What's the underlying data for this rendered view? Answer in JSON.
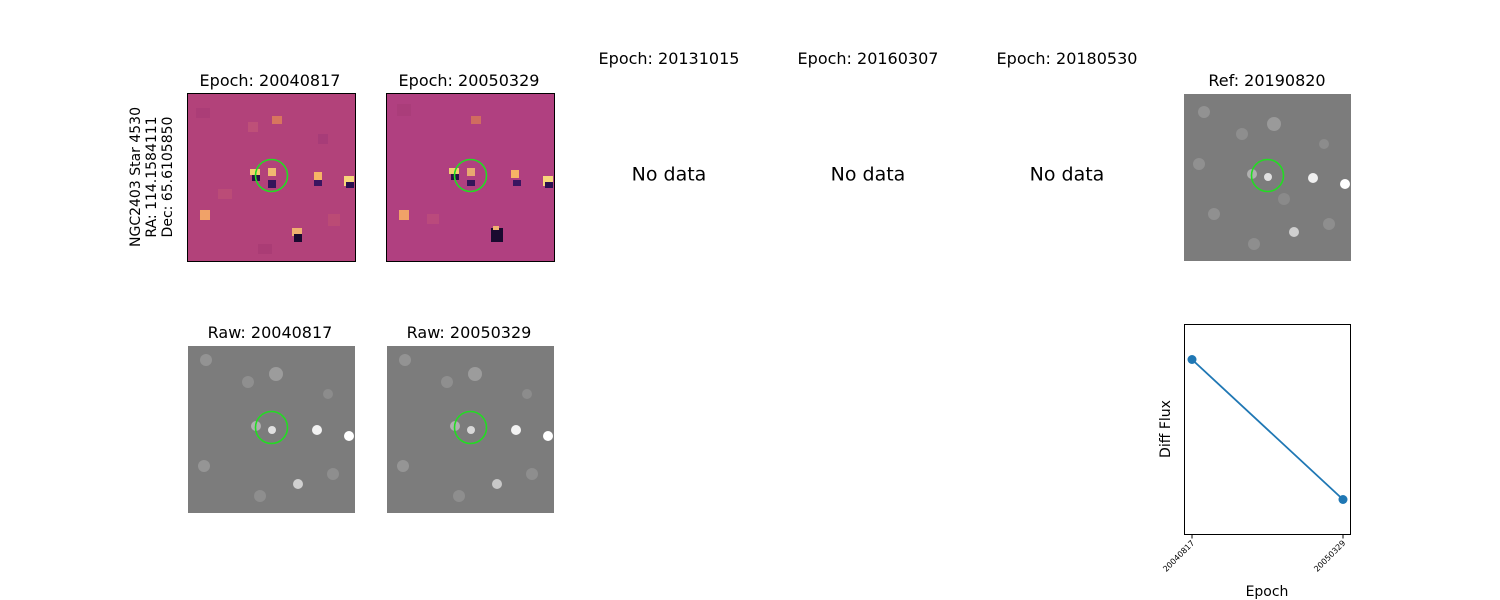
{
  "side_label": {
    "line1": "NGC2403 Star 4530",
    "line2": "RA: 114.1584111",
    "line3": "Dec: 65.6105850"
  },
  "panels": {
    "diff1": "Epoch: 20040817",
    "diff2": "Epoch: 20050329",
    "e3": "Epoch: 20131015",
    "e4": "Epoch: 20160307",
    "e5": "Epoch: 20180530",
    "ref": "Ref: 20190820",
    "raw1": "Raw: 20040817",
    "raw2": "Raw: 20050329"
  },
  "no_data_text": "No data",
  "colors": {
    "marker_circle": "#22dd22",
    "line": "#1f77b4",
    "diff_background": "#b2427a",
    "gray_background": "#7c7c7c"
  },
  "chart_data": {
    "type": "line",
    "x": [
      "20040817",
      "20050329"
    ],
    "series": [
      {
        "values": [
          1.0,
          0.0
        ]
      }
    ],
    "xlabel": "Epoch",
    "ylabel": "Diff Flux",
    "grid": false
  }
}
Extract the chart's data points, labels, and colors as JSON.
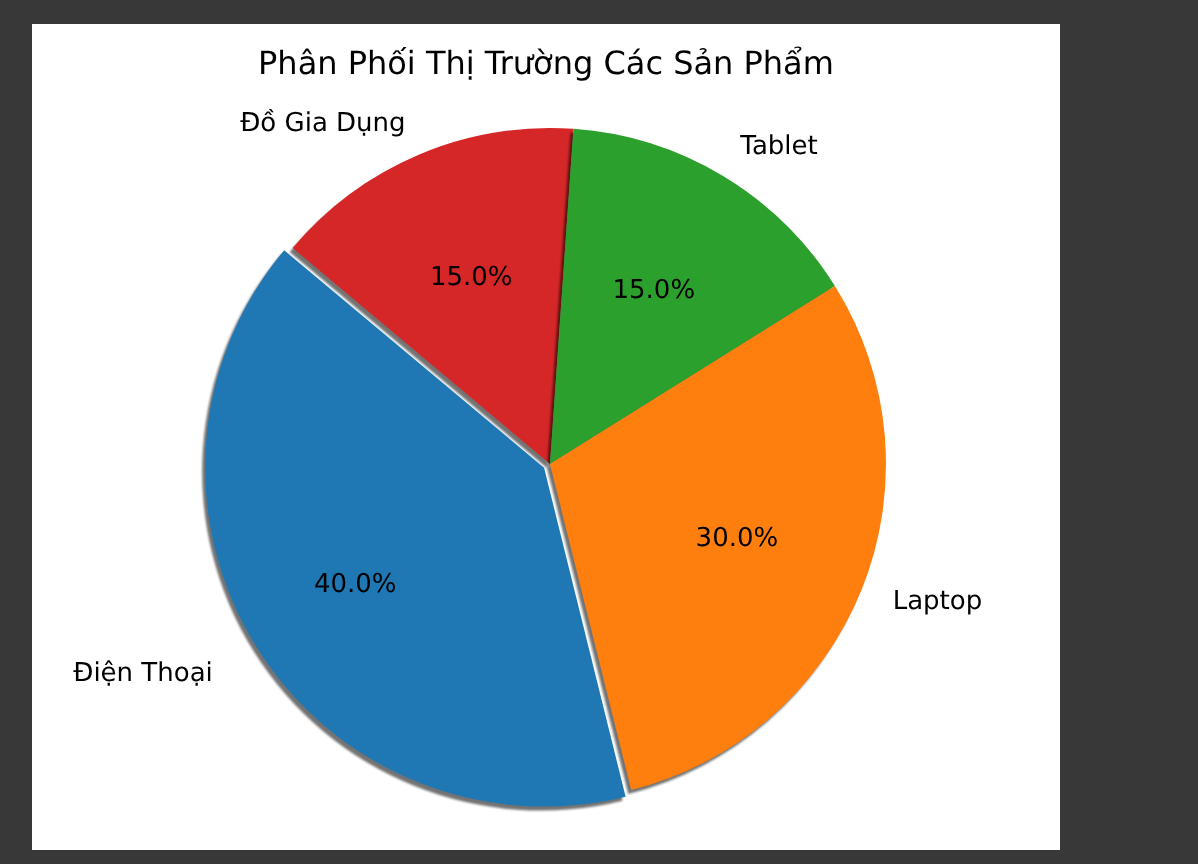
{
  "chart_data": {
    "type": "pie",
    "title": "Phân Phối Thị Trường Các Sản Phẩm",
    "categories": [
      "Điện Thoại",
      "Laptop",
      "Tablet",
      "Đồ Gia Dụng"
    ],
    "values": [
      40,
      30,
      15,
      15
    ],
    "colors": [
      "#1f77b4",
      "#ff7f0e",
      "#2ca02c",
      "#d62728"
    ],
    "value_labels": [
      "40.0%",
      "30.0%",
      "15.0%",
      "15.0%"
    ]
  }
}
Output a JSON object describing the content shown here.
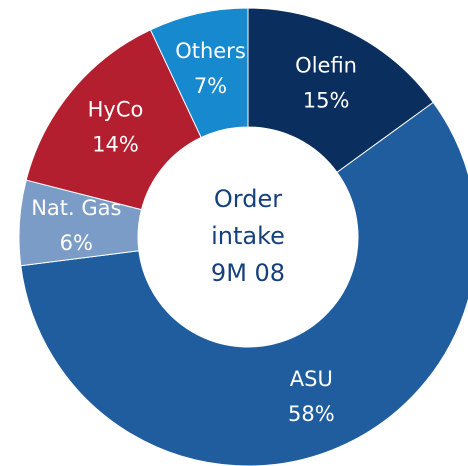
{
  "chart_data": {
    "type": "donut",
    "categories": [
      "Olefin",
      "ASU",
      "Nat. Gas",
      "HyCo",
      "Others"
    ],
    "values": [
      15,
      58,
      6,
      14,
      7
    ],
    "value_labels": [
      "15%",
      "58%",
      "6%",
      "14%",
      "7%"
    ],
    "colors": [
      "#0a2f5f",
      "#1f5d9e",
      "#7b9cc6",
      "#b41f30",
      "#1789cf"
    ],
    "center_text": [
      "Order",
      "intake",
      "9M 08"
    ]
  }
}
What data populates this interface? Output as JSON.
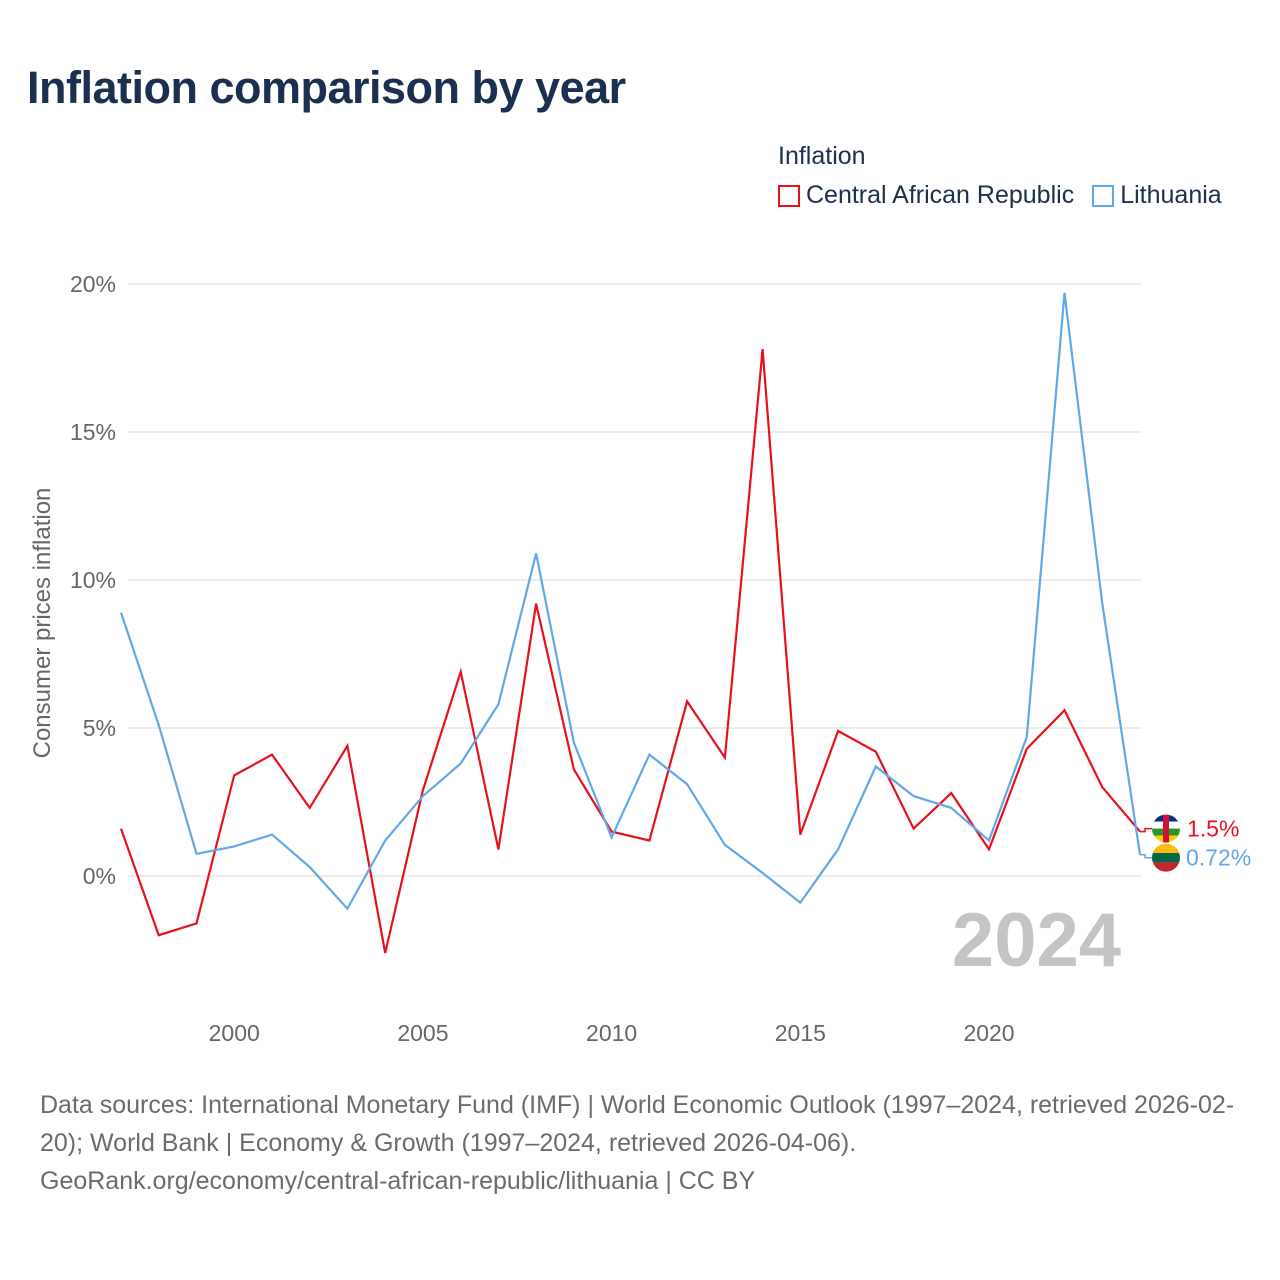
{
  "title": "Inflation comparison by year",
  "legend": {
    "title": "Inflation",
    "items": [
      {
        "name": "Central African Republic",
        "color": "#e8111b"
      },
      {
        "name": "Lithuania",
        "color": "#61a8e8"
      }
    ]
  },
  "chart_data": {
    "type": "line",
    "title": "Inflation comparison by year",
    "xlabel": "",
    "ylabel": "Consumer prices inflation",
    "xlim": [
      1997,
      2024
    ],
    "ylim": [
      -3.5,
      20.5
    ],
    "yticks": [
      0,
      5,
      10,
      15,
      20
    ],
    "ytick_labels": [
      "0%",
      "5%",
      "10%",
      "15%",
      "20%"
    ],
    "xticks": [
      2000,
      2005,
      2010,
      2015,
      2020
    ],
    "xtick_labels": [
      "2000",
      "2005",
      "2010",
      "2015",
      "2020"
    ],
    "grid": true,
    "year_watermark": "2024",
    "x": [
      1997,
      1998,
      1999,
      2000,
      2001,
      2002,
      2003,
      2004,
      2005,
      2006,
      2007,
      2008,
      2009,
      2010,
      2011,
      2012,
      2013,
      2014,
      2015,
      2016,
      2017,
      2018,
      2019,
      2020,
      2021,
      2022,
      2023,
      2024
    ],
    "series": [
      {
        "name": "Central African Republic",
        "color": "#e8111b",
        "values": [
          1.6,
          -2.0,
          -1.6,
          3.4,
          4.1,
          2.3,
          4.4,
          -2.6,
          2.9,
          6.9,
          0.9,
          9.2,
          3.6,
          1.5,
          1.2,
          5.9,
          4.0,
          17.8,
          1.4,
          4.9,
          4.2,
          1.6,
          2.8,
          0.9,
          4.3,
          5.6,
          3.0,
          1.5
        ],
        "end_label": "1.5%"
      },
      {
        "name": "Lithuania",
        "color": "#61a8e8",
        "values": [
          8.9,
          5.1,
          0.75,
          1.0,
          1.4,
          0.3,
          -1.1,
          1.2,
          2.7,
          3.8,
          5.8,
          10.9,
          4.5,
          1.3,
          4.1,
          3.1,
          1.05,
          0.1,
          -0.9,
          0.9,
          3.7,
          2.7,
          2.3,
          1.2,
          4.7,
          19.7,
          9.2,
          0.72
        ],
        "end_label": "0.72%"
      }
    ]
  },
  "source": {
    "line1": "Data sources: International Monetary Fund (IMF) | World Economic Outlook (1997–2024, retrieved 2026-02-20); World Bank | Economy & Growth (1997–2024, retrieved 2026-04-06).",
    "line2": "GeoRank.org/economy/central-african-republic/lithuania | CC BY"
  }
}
################
Stated problem —
Tally every line of the data that holds the word "Epoch" and write the count alone.

Completed exercise —
6